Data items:
- - -
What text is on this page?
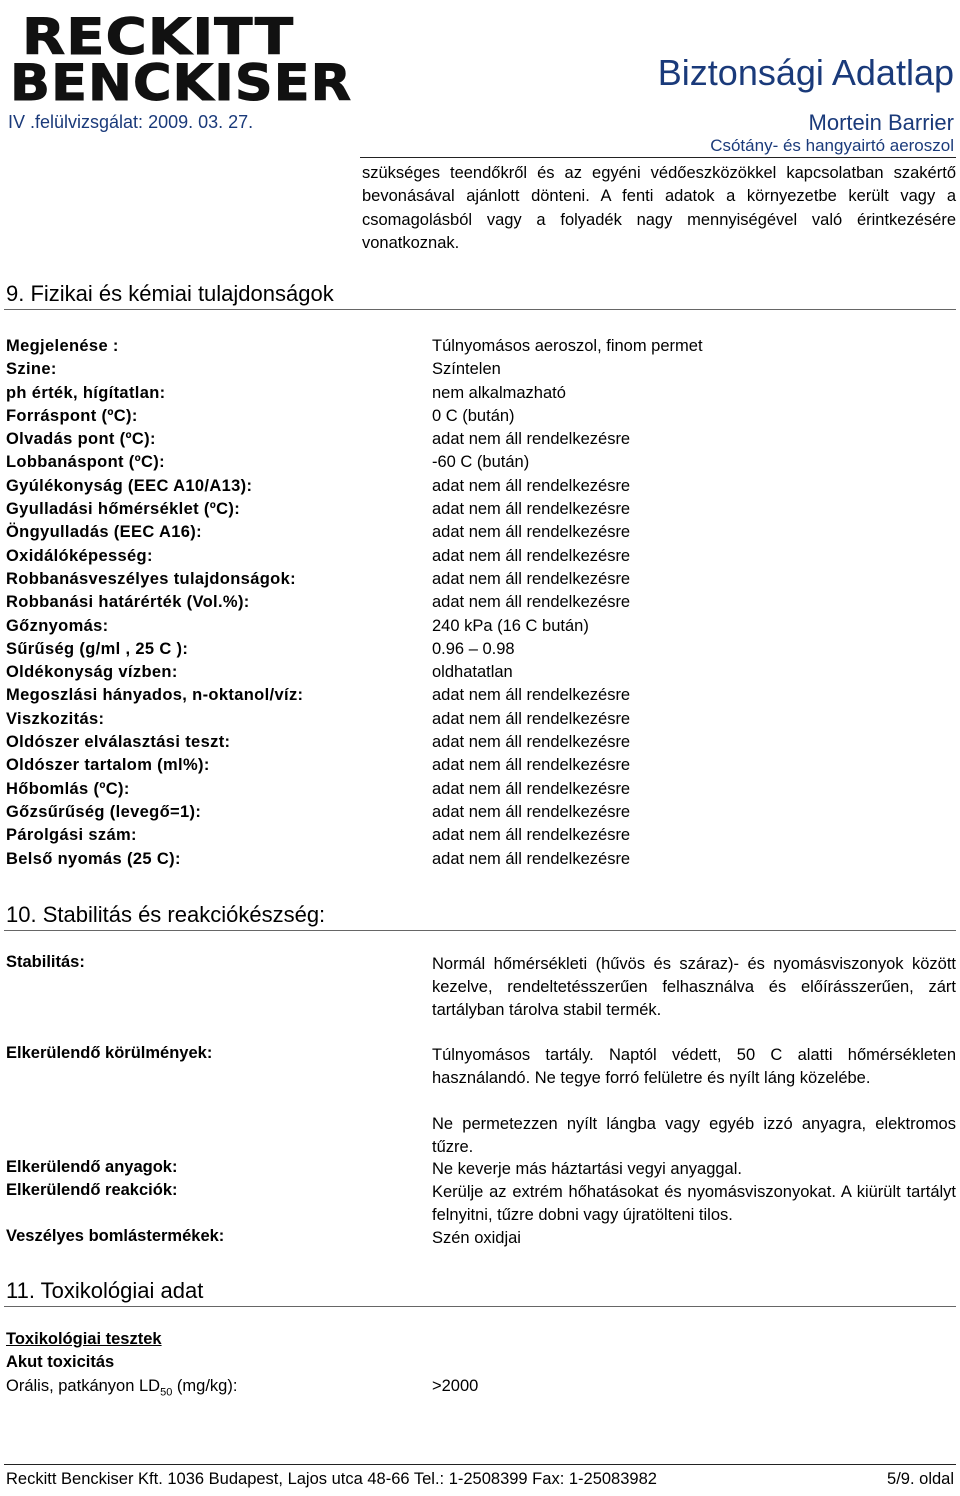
RECKITT
BENCKISER
IV .felülvizsgálat: 2009. 03. 27.
Biztonsági Adatlap
Mortein Barrier
Csótány- és hangyairtó aeroszol
szükséges teendőkről és az egyéni védőeszközökkel kapcsolatban szakértő bevonásával ajánlott dönteni. A fenti adatok a környezetbe került vagy a csomagolásból vagy a folyadék nagy mennyiségével való érintkezésére vonatkoznak.
9. Fizikai és kémiai tulajdonságok
Megjelenése :	Túlnyomásos aeroszol, finom permet
Szine:	Színtelen
ph érték, hígítatlan:	nem alkalmazható
Forráspont (ºC):	0 C (bután)
Olvadás pont (ºC):	adat nem áll rendelkezésre
Lobbanáspont (ºC):	-60 C (bután)
Gyúlékonyság (EEC A10/A13):	adat nem áll rendelkezésre
Gyulladási hőmérséklet (ºC):	adat nem áll rendelkezésre
Öngyulladás (EEC A16):	adat nem áll rendelkezésre
Oxidálóképesség:	adat nem áll rendelkezésre
Robbanásveszélyes tulajdonságok:	adat nem áll rendelkezésre
Robbanási határérték (Vol.%):	adat nem áll rendelkezésre
Gőznyomás:	240 kPa (16 C bután)
Sűrűség (g/ml , 25 C ):	0.96 – 0.98
Oldékonyság vízben:	oldhatatlan
Megoszlási hányados, n-oktanol/víz:	adat nem áll rendelkezésre
Viszkozitás:	adat nem áll rendelkezésre
Oldószer elválasztási teszt:	adat nem áll rendelkezésre
Oldószer tartalom (ml%):	adat nem áll rendelkezésre
Hőbomlás (ºC):	adat nem áll rendelkezésre
Gőzsűrűség (levegő=1):	adat nem áll rendelkezésre
Párolgási szám:	adat nem áll rendelkezésre
Belső nyomás (25 C):	adat nem áll rendelkezésre
10. Stabilitás és reakciókészség:
Stabilitás:	Normál hőmérsékleti (hűvös és száraz)- és nyomásviszonyok között kezelve, rendeltetésszerűen felhasználva és előírásszerűen, zárt tartályban tárolva stabil termék.
Elkerülendő körülmények:	Túlnyomásos tartály. Naptól védett, 50 C alatti hőmérsékleten használandó. Ne tegye forró felületre és nyílt láng közelébe.
Ne permetezzen nyílt lángba vagy egyéb izzó anyagra, elektromos tűzre.
Elkerülendő anyagok:	Ne keverje más háztartási vegyi anyaggal.
Elkerülendő reakciók:	Kerülje az extrém hőhatásokat és nyomásviszonyokat. A kiürült tartályt felnyitni, tűzre dobni vagy újratölteni tilos.
Veszélyes bomlástermékek:	Szén oxidjai
11. Toxikológiai adat
Toxikológiai tesztek
Akut toxicitás
Orális, patkányon $LD_{50}$ (mg/kg):	>2000
Reckitt Benckiser Kft. 1036 Budapest, Lajos utca 48-66 Tel.: 1-2508399 Fax: 1-25083982	5/9. oldal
- - -
**PROMPT**
Without the pictures, repeat the listing above exactly.

**WRITTEN RESPONSE**
What text is on this page?
RECKITT
BENCKISER
IV .felülvizsgálat: 2009. 03. 27.
Biztonsági Adatlap
Mortein Barrier
Csótány- és hangyairtó aeroszol
szükséges teendőkről és az egyéni védőeszközökkel kapcsolatban szakértő bevonásával ajánlott dönteni. A fenti adatok a környezetbe került vagy a csomagolásból vagy a folyadék nagy mennyiségével való érintkezésére vonatkoznak.
9. Fizikai és kémiai tulajdonságok
Megjelenése :	Túlnyomásos aeroszol, finom permet
Szine:	Színtelen
ph érték, hígítatlan:	nem alkalmazható
Forráspont (ºC):	0 C (bután)
Olvadás pont (ºC):	adat nem áll rendelkezésre
Lobbanáspont (ºC):	-60 C (bután)
Gyúlékonyság (EEC A10/A13):	adat nem áll rendelkezésre
Gyulladási hőmérséklet (ºC):	adat nem áll rendelkezésre
Öngyulladás (EEC A16):	adat nem áll rendelkezésre
Oxidálóképesség:	adat nem áll rendelkezésre
Robbanásveszélyes tulajdonságok:	adat nem áll rendelkezésre
Robbanási határérték (Vol.%):	adat nem áll rendelkezésre
Gőznyomás:	240 kPa (16 C bután)
Sűrűség (g/ml , 25 C ):	0.96 – 0.98
Oldékonyság vízben:	oldhatatlan
Megoszlási hányados, n-oktanol/víz:	adat nem áll rendelkezésre
Viszkozitás:	adat nem áll rendelkezésre
Oldószer elválasztási teszt:	adat nem áll rendelkezésre
Oldószer tartalom (ml%):	adat nem áll rendelkezésre
Hőbomlás (ºC):	adat nem áll rendelkezésre
Gőzsűrűség (levegő=1):	adat nem áll rendelkezésre
Párolgási szám:	adat nem áll rendelkezésre
Belső nyomás (25 C):	adat nem áll rendelkezésre
10. Stabilitás és reakciókészség:
Stabilitás:	Normál hőmérsékleti (hűvös és száraz)- és nyomásviszonyok között kezelve, rendeltetésszerűen felhasználva és előírásszerűen, zárt tartályban tárolva stabil termék.
Elkerülendő körülmények:	Túlnyomásos tartály. Naptól védett, 50 C alatti hőmérsékleten használandó. Ne tegye forró felületre és nyílt láng közelébe.
Ne permetezzen nyílt lángba vagy egyéb izzó anyagra, elektromos tűzre.
Elkerülendő anyagok:	Ne keverje más háztartási vegyi anyaggal.
Elkerülendő reakciók:	Kerülje az extrém hőhatásokat és nyomásviszonyokat. A kiürült tartályt felnyitni, tűzre dobni vagy újratölteni tilos.
Veszélyes bomlástermékek:	Szén oxidjai
11. Toxikológiai adat
Toxikológiai tesztek
Akut toxicitás
Orális, patkányon $LD_{50}$ (mg/kg):	>2000
Reckitt Benckiser Kft. 1036 Budapest, Lajos utca 48-66 Tel.: 1-2508399 Fax: 1-25083982	5/9. oldal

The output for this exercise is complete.